Report how many lines of the entries below contain the word "screenshot", and nothing more.
##### INFORMATION PROVIDED
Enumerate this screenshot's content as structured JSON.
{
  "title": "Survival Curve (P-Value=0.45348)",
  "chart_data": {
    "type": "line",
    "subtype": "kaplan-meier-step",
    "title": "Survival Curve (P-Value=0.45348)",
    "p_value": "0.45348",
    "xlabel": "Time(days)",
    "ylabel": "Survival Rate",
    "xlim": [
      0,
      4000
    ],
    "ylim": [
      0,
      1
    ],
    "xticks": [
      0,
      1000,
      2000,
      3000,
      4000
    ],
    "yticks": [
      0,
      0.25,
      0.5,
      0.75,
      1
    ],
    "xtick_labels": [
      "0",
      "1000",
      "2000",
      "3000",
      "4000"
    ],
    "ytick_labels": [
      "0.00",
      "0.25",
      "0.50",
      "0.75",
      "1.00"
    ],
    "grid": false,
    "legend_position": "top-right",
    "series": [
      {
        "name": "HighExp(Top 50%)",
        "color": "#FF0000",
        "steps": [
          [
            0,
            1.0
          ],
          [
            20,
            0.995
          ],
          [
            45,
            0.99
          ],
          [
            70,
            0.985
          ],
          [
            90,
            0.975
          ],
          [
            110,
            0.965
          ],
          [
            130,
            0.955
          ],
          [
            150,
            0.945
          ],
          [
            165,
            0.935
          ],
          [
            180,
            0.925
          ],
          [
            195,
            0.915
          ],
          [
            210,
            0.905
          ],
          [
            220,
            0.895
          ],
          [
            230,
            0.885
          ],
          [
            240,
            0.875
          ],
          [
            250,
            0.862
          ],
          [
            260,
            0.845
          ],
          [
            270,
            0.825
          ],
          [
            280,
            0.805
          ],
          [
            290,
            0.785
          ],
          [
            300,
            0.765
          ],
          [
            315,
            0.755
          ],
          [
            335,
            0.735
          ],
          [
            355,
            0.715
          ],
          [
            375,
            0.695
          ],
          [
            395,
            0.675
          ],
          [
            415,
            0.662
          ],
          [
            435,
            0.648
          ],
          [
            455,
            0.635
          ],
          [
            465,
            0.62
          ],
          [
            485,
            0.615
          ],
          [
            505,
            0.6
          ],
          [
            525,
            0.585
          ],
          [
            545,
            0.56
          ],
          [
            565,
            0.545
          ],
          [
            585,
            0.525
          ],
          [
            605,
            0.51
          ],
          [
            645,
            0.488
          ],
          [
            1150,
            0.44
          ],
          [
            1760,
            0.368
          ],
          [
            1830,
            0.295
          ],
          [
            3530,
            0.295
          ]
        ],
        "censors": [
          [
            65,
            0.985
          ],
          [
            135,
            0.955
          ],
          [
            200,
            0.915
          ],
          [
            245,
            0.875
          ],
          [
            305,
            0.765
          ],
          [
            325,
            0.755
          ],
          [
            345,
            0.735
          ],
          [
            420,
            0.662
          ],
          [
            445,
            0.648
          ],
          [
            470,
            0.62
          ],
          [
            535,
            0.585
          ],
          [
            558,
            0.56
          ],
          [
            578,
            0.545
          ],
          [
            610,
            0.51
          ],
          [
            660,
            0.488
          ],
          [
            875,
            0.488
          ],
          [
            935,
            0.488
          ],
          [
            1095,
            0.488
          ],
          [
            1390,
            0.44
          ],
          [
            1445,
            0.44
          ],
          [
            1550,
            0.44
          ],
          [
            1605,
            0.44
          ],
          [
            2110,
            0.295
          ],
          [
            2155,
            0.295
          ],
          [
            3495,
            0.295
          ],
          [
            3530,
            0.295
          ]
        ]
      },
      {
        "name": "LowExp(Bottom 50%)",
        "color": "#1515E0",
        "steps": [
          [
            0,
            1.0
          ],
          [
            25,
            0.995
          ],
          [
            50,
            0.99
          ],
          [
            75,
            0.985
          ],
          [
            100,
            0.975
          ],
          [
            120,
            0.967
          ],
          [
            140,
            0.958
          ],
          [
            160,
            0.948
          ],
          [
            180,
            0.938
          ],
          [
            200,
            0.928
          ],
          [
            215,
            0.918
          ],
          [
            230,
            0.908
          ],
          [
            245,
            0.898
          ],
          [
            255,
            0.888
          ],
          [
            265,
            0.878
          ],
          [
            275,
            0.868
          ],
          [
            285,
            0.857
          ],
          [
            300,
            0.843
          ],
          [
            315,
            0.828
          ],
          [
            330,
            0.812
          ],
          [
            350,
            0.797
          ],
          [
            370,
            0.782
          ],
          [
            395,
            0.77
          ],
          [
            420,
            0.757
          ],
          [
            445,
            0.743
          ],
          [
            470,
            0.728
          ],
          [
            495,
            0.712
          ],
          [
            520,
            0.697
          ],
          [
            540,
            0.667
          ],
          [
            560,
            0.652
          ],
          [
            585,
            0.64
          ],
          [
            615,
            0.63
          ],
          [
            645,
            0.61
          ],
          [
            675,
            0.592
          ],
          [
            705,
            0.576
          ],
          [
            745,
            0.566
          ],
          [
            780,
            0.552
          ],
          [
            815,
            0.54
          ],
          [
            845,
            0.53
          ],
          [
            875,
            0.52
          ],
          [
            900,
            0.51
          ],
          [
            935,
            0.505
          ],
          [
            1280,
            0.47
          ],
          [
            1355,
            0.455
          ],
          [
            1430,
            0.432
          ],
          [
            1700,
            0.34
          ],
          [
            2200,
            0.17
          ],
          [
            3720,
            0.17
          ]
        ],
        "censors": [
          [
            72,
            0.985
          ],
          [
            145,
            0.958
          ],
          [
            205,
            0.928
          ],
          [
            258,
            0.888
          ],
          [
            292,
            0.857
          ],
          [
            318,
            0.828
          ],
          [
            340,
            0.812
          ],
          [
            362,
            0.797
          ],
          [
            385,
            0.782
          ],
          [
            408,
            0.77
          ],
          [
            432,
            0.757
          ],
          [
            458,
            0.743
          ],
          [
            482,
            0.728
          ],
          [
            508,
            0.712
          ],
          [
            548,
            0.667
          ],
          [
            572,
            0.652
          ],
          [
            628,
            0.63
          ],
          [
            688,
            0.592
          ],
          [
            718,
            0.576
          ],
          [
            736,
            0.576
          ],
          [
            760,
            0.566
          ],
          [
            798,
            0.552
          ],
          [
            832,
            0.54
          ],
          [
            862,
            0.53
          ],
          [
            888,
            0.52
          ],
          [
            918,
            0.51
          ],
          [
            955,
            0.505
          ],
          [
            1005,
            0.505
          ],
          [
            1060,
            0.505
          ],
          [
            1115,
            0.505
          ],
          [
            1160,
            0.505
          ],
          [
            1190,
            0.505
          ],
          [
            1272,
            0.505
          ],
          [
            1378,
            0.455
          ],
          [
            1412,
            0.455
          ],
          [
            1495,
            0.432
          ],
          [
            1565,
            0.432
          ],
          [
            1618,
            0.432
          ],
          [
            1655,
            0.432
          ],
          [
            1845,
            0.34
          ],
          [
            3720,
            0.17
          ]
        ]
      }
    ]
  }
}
##########
##### INFORMATION PROVIDED
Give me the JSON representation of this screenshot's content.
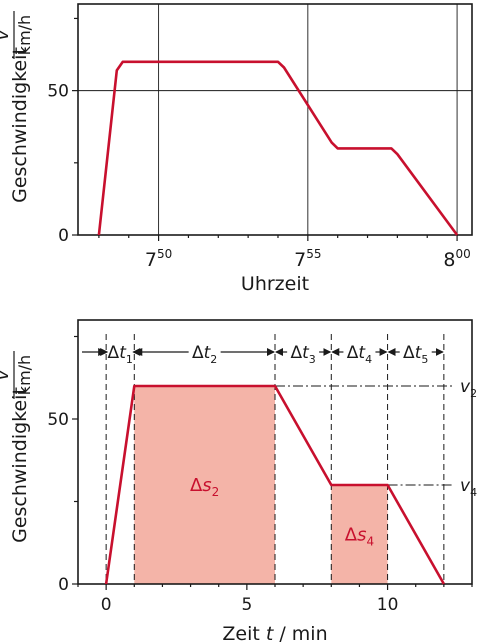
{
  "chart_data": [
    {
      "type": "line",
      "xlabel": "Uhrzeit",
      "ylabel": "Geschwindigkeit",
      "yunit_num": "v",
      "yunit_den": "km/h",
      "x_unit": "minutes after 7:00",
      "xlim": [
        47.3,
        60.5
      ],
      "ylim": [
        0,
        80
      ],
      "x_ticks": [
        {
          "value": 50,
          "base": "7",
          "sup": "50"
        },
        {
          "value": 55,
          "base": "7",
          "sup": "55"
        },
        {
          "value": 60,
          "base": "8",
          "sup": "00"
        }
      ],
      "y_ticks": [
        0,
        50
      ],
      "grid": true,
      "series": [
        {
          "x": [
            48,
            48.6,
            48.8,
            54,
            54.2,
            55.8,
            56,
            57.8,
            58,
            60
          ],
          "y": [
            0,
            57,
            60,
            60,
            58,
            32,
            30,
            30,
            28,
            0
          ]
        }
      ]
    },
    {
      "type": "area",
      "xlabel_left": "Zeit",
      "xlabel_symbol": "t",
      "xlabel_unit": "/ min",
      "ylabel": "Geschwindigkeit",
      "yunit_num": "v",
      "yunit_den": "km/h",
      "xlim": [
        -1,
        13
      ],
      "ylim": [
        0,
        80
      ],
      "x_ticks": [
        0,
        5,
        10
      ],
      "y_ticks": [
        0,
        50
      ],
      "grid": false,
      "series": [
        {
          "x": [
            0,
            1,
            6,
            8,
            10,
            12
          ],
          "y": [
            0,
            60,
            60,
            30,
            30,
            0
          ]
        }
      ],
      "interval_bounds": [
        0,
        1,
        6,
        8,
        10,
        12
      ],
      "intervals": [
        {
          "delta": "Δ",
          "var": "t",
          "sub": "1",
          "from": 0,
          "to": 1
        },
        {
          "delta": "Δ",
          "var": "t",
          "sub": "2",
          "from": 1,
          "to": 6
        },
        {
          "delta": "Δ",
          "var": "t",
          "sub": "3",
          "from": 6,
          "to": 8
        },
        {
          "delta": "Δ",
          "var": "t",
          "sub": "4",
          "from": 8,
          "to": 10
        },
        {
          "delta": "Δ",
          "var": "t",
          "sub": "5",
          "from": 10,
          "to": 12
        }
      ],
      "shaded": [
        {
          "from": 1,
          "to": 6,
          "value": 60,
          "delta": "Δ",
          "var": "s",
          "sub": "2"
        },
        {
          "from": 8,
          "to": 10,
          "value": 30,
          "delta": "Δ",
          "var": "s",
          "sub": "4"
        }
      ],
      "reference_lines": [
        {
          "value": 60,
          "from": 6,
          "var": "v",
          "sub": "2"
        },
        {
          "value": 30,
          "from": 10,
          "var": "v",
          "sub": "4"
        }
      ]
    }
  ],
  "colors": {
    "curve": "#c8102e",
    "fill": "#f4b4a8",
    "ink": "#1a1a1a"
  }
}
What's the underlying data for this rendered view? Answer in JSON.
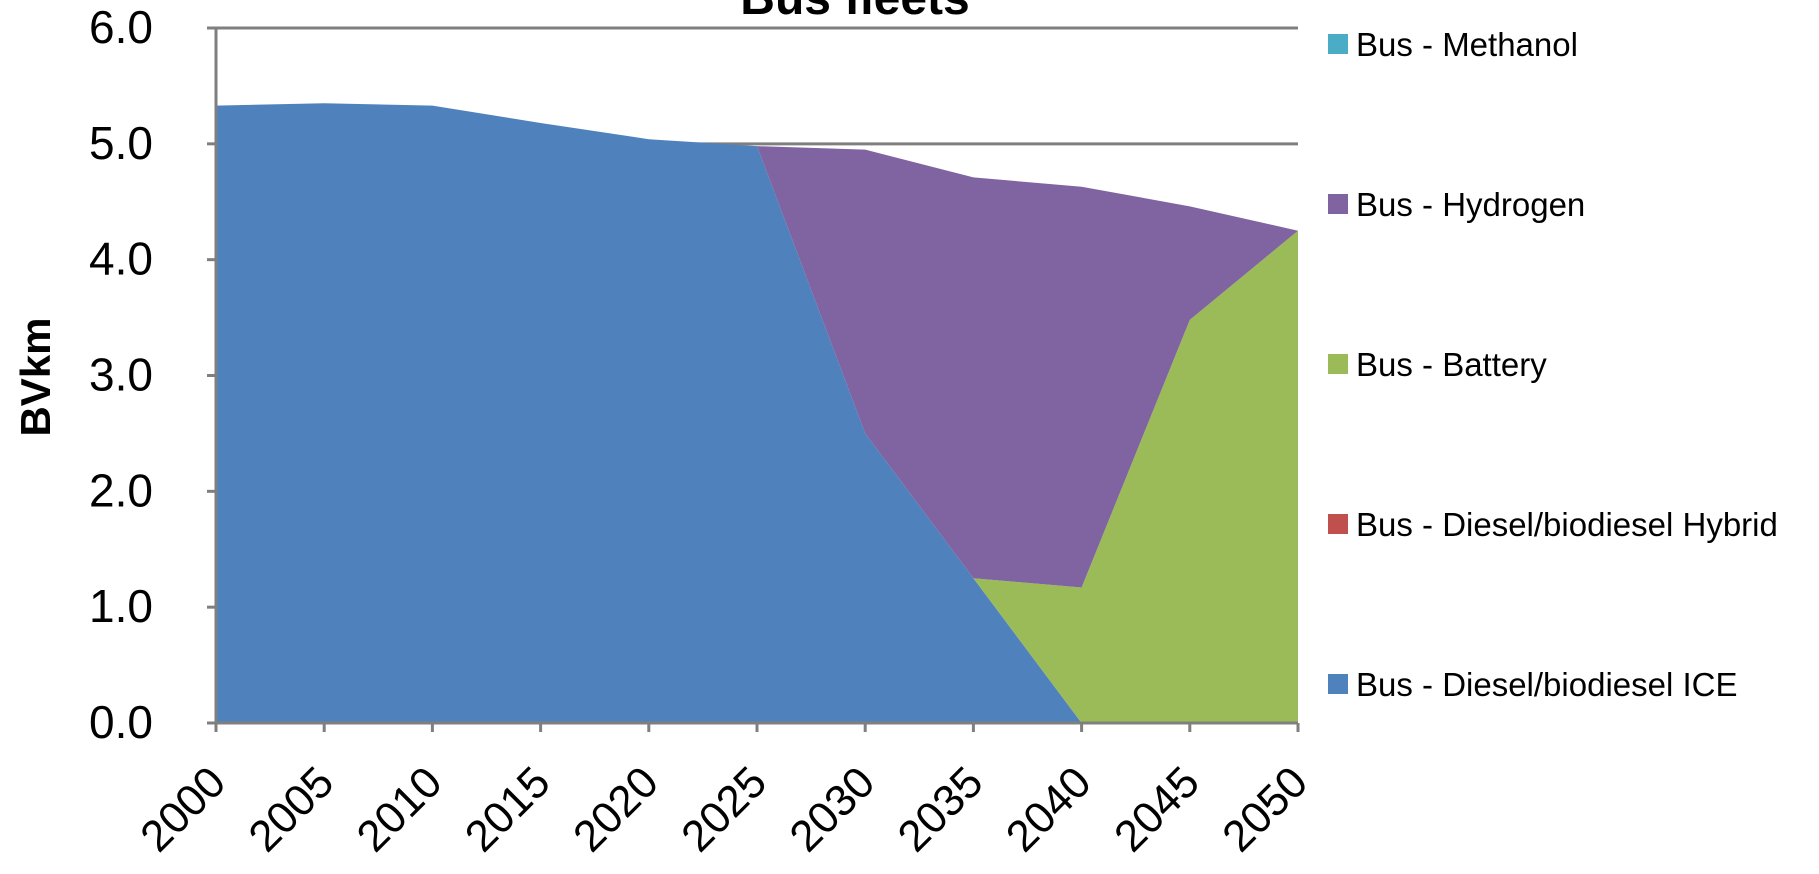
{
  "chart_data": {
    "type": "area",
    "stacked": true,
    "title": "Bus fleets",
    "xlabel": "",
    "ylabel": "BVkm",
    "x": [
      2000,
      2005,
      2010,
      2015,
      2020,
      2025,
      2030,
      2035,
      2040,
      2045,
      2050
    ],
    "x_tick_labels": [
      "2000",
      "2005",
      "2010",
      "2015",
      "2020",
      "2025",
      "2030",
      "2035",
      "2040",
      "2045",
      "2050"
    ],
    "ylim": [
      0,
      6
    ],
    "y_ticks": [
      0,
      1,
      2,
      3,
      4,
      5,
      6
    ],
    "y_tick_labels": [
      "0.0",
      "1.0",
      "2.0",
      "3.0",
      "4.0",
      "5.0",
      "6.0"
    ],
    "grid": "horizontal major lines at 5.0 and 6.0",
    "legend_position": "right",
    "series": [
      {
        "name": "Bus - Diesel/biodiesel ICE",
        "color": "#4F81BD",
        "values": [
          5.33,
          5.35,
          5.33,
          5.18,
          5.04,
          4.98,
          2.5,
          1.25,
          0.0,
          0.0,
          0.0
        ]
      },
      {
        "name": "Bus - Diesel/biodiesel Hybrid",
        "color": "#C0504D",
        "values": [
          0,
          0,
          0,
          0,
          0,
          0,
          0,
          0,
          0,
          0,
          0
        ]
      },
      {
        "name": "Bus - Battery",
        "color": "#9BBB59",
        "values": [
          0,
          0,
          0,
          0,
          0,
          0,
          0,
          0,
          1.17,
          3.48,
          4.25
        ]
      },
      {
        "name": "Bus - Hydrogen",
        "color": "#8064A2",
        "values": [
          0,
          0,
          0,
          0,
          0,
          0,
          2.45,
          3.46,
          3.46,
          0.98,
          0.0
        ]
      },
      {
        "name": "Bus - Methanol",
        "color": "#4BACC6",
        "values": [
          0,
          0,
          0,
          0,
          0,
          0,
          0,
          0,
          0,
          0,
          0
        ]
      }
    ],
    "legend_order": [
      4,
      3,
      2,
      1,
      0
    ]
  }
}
##########
##### INFORMATION PROVIDED
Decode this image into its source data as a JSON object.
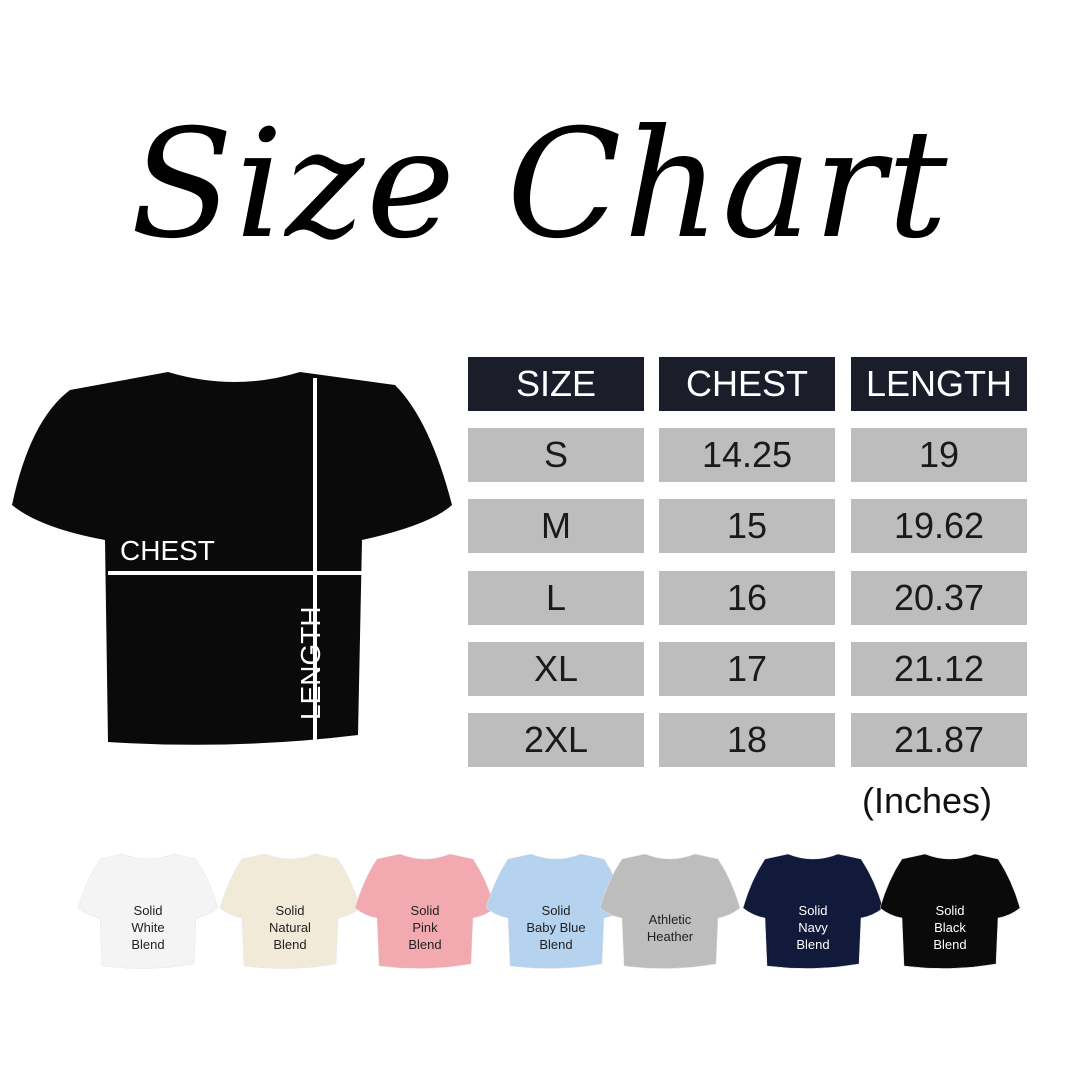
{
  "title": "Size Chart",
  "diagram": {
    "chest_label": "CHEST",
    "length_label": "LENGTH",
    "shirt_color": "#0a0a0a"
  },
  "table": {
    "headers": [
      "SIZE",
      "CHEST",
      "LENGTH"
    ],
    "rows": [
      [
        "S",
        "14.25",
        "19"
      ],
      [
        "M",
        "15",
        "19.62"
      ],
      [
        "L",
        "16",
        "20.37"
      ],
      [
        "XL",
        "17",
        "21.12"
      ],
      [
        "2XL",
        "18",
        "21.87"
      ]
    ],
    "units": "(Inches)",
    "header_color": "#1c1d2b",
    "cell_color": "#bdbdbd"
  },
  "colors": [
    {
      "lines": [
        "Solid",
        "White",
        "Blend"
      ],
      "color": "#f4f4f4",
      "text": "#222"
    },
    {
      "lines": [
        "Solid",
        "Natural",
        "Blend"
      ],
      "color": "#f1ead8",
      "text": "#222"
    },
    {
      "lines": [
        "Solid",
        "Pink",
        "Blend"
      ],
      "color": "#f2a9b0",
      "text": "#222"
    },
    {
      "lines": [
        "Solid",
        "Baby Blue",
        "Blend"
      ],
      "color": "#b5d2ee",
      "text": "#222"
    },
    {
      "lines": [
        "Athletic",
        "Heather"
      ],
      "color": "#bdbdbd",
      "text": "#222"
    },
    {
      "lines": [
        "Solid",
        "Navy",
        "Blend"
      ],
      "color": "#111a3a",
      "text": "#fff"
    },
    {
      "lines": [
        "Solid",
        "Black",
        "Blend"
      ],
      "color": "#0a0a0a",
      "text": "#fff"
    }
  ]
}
##########
* ANSWER *
2